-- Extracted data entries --

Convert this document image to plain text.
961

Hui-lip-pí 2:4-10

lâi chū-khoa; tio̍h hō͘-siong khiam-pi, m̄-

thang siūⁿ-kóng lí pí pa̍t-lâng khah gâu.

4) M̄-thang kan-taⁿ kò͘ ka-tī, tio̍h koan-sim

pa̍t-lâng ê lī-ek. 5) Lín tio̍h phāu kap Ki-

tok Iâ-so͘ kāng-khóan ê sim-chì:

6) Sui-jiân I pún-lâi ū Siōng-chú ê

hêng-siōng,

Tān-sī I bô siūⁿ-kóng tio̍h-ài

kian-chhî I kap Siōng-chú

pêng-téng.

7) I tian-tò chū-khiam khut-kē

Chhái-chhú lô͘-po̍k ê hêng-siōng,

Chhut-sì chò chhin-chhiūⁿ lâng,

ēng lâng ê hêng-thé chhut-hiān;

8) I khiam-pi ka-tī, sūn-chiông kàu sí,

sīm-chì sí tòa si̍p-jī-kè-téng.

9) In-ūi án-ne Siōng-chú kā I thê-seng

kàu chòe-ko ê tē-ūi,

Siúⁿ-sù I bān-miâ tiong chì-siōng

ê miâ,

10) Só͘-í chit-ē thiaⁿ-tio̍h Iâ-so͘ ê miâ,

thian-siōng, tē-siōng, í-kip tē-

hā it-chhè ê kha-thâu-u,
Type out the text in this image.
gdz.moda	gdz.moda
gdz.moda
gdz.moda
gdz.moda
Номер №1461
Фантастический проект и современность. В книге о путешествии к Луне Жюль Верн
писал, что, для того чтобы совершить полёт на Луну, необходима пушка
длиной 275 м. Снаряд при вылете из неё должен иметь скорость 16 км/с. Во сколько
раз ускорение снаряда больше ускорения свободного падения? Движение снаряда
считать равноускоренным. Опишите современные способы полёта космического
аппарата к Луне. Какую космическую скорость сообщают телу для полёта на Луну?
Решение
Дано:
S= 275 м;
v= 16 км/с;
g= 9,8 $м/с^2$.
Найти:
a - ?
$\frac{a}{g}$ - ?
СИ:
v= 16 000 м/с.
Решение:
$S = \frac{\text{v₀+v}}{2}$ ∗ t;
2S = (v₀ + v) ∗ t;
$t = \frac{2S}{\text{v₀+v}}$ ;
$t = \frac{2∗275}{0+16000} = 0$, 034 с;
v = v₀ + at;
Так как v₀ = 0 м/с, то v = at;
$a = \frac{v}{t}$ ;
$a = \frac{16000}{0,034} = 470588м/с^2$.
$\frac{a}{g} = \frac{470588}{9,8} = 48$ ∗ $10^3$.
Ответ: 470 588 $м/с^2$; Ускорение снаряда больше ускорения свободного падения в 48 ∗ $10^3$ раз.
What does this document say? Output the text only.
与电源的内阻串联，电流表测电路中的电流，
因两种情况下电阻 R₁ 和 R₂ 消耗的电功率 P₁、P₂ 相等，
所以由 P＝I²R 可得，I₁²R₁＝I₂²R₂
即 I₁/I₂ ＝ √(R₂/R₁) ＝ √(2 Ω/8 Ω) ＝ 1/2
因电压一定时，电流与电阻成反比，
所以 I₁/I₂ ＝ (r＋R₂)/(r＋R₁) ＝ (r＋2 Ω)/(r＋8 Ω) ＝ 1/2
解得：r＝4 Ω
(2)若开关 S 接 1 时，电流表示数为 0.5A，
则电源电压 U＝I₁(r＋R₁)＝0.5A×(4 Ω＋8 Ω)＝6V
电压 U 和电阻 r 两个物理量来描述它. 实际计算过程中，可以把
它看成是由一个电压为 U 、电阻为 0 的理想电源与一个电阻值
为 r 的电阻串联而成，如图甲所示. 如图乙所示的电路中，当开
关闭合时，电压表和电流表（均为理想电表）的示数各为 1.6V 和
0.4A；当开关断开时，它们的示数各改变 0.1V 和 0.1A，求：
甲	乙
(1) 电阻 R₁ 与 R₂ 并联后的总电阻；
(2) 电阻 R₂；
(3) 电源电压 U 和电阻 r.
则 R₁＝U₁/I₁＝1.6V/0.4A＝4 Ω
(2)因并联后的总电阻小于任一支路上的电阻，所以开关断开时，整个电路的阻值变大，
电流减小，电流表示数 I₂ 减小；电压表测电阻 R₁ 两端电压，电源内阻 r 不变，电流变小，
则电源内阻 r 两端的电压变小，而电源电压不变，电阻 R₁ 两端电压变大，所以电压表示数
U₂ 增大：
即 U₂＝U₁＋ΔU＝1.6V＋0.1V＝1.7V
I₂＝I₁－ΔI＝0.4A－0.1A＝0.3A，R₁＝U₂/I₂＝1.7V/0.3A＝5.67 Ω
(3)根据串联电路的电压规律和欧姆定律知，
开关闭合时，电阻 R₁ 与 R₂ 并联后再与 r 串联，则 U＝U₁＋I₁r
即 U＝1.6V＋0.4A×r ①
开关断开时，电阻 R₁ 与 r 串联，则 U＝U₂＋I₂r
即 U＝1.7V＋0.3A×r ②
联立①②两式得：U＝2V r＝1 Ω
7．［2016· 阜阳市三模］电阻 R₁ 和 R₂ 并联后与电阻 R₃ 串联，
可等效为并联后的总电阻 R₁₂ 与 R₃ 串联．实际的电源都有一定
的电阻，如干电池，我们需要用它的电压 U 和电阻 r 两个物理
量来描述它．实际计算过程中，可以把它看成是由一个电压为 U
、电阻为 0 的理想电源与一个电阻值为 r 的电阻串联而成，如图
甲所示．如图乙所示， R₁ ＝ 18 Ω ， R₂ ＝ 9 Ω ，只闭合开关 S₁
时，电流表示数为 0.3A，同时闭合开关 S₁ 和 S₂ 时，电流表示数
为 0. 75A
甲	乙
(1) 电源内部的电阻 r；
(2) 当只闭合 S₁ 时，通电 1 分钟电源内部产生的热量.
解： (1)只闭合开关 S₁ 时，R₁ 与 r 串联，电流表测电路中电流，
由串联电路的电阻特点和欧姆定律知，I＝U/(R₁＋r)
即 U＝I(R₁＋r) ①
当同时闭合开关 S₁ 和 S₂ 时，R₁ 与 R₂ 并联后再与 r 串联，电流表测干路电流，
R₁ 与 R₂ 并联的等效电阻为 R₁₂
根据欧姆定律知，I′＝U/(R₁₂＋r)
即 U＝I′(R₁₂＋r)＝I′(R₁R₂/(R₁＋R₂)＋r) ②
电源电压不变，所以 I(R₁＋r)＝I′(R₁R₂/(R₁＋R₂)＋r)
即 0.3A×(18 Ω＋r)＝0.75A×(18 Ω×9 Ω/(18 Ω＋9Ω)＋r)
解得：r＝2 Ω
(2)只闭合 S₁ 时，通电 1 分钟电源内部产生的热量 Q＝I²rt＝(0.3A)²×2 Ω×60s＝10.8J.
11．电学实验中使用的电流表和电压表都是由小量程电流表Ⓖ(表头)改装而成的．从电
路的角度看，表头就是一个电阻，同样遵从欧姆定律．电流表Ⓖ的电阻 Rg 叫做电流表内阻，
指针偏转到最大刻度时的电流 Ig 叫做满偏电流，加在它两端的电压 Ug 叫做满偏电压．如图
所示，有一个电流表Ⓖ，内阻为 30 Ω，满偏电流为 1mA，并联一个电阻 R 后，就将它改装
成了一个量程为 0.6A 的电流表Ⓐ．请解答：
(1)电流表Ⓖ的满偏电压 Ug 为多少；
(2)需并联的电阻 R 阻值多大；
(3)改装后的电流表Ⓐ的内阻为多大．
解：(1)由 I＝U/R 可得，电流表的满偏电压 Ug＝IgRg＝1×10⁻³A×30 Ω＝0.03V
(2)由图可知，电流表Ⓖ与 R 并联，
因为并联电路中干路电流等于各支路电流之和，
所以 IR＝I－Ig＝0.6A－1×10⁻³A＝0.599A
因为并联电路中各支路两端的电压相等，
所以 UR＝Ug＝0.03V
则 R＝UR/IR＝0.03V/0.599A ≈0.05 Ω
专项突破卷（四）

-- Exercise aim --
Go over the data above and copy every line that has the word "实际计算过程中" in it.

-- Response to this exercise --
电压 U 和电阻 r 两个物理量来描述它. 实际计算过程中，可以把
量来描述它．实际计算过程中，可以把它看成是由一个电压为 U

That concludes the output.